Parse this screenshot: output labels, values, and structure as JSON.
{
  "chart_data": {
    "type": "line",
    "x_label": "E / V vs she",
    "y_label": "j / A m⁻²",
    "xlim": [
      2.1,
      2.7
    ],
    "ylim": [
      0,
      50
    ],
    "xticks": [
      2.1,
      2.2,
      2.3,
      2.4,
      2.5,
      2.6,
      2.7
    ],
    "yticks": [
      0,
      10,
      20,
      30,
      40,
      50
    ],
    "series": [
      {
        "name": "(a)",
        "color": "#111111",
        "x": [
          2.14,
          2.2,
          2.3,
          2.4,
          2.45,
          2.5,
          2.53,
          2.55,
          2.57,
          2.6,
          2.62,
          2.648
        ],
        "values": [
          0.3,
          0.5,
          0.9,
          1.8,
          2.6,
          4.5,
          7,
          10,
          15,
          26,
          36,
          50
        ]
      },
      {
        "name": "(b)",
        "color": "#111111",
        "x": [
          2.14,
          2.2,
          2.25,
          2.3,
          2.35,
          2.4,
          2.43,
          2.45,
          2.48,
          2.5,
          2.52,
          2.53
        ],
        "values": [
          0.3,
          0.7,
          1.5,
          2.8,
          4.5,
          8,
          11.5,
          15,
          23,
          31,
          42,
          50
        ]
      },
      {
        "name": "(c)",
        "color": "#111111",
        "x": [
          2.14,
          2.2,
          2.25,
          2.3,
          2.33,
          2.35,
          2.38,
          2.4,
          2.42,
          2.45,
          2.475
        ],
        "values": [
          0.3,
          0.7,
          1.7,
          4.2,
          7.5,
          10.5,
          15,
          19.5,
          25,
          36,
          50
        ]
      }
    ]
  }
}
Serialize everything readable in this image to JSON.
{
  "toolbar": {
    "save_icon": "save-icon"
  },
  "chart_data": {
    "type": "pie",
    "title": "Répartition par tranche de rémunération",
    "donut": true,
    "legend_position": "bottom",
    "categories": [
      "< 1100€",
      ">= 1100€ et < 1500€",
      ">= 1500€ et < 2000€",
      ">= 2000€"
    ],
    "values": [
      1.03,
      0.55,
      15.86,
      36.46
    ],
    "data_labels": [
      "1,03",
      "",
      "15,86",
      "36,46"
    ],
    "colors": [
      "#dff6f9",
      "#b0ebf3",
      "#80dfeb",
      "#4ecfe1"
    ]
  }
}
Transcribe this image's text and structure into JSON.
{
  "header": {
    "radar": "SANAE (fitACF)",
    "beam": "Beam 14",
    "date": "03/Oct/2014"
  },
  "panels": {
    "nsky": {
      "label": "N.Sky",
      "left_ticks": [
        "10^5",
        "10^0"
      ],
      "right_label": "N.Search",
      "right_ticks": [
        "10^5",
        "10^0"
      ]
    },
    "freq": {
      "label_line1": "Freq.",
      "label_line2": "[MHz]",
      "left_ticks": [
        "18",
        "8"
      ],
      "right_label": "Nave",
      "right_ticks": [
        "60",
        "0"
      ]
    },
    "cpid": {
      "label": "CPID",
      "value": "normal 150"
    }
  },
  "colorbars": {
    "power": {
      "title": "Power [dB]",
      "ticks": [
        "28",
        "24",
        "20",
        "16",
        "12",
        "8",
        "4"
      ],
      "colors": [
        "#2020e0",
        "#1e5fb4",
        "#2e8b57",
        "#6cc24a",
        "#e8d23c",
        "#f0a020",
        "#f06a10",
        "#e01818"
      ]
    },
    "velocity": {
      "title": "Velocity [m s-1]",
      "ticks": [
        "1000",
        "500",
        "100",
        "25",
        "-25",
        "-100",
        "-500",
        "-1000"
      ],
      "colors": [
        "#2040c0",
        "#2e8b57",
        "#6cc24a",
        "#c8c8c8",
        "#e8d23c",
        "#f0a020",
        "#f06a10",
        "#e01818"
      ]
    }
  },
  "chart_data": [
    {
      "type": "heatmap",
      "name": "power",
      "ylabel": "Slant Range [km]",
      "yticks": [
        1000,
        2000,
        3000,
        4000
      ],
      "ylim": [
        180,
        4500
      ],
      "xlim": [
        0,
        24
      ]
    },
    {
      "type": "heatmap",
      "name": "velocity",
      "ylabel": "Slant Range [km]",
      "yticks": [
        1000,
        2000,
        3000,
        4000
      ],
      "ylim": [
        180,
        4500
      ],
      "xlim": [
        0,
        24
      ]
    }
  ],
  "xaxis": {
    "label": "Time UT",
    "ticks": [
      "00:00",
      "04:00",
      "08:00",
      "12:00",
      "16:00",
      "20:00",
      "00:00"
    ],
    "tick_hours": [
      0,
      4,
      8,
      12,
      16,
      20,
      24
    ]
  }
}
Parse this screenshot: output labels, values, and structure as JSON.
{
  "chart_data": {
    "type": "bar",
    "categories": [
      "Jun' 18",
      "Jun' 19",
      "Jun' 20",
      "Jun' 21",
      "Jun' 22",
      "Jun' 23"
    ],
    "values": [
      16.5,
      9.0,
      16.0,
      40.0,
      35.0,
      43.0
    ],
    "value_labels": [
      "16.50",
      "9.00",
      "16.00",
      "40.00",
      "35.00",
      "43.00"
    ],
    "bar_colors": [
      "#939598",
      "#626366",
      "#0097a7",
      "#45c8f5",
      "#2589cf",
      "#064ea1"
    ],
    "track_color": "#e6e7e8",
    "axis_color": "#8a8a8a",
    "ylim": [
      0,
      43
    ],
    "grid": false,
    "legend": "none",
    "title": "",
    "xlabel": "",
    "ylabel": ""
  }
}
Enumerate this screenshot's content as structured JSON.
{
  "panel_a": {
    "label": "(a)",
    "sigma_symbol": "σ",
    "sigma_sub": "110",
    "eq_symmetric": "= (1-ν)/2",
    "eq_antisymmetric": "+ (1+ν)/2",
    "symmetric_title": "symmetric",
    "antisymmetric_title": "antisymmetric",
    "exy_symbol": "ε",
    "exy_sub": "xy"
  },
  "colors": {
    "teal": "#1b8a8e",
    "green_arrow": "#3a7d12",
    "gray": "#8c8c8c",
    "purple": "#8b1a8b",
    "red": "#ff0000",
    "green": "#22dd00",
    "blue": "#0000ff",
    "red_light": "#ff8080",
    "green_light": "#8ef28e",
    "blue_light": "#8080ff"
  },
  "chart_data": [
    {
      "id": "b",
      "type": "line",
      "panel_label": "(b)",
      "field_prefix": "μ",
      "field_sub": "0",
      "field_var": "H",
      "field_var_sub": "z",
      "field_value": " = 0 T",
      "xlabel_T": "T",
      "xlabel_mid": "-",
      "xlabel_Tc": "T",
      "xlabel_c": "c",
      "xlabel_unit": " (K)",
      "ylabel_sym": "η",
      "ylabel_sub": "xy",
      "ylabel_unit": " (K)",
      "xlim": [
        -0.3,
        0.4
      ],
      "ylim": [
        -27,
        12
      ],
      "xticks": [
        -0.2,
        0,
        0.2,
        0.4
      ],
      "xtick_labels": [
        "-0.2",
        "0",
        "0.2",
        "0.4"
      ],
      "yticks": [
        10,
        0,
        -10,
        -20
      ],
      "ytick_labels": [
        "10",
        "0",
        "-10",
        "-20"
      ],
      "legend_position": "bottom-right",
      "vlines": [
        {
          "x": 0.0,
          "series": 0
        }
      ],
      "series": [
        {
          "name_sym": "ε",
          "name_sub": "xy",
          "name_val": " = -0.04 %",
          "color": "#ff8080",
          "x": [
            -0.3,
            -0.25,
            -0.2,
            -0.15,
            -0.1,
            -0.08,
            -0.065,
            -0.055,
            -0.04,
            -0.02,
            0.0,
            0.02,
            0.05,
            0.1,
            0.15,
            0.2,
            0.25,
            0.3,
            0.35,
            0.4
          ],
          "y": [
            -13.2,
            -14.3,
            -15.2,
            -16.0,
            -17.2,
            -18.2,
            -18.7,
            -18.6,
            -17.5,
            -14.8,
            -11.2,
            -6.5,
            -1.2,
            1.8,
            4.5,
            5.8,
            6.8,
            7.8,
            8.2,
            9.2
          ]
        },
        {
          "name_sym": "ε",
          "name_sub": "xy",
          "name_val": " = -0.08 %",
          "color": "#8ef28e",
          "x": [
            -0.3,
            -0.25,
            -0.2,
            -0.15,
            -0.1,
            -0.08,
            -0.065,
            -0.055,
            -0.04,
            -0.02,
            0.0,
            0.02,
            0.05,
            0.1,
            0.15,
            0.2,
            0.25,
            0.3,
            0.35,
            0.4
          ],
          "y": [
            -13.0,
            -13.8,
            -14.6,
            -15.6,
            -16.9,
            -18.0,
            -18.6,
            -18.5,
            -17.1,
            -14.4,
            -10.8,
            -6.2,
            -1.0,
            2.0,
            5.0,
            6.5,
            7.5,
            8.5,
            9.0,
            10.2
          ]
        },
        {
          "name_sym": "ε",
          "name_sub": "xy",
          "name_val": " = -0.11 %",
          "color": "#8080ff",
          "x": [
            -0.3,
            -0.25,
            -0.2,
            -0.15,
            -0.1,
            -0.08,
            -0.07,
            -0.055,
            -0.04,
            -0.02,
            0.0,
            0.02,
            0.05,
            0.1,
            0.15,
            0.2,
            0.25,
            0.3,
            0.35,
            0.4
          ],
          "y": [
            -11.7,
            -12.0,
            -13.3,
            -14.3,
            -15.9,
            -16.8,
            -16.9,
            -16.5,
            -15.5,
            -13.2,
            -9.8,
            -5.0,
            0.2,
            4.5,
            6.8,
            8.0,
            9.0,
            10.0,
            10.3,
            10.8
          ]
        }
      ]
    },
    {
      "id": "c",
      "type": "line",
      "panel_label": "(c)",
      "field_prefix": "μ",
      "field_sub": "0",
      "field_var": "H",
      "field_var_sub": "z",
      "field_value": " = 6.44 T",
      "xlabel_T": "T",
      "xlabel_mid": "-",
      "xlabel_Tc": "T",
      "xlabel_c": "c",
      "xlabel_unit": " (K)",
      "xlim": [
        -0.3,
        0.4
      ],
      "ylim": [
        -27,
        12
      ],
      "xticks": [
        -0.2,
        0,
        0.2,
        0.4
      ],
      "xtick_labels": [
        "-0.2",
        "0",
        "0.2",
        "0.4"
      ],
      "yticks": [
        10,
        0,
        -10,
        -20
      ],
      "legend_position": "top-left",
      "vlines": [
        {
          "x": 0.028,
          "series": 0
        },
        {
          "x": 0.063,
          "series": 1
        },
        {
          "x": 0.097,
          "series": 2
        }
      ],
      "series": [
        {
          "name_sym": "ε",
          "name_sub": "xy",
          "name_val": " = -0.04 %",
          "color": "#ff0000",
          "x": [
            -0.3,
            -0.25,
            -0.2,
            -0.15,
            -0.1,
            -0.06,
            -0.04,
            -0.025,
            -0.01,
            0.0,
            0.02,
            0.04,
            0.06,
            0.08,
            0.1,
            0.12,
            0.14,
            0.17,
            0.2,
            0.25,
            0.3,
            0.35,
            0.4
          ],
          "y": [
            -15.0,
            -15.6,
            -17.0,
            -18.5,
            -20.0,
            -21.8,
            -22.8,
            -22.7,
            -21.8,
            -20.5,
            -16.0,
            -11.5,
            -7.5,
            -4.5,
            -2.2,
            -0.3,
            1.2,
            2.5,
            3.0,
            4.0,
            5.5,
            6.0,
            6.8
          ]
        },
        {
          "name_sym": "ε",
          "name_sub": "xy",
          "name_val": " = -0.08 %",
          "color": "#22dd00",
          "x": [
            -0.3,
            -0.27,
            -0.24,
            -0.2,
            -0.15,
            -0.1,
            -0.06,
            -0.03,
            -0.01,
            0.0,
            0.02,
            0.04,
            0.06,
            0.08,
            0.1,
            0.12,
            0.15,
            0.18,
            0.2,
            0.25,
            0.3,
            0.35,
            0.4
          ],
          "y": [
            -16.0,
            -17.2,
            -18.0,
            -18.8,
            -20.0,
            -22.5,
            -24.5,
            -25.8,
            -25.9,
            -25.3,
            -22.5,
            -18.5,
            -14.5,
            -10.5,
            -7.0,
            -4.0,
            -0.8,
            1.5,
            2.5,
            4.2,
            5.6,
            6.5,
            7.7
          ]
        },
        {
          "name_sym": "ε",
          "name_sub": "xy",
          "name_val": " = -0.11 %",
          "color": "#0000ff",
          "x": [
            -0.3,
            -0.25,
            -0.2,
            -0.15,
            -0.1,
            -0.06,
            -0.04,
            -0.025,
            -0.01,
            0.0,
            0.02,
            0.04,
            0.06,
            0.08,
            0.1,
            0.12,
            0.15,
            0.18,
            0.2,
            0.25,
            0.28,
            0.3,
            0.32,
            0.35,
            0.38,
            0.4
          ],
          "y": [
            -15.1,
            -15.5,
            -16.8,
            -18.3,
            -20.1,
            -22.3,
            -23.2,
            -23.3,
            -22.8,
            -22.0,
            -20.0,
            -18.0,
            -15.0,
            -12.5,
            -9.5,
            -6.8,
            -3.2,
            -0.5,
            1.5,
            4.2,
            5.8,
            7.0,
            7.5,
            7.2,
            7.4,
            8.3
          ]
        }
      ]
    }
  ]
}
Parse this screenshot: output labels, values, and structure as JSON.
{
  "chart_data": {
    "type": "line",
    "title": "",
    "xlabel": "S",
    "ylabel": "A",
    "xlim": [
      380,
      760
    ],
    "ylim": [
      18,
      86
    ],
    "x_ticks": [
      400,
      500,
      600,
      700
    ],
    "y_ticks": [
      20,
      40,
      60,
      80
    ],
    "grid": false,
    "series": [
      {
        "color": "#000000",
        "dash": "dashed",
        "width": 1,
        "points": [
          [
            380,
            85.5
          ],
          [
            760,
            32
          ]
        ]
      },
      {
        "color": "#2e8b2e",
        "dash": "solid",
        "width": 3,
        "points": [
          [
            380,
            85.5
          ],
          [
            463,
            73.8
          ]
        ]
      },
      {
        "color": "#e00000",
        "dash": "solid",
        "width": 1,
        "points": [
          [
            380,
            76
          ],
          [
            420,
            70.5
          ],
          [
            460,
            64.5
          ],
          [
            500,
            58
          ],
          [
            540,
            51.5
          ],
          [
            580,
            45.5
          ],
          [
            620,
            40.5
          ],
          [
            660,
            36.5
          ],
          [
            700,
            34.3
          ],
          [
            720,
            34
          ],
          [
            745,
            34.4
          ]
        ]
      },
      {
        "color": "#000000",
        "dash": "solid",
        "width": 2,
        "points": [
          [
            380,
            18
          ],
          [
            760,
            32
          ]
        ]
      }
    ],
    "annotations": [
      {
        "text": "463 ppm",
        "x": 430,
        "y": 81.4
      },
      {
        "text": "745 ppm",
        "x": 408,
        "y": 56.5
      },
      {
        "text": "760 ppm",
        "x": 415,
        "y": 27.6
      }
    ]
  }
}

◆ Objective ◆
Gather from the entries above all lines that include the string "text".

◆ Solution to this task ◆
Transcribe this image's text and structure into JSON.
        "text": "463 ppm",
        "text": "745 ppm",
        "text": "760 ppm",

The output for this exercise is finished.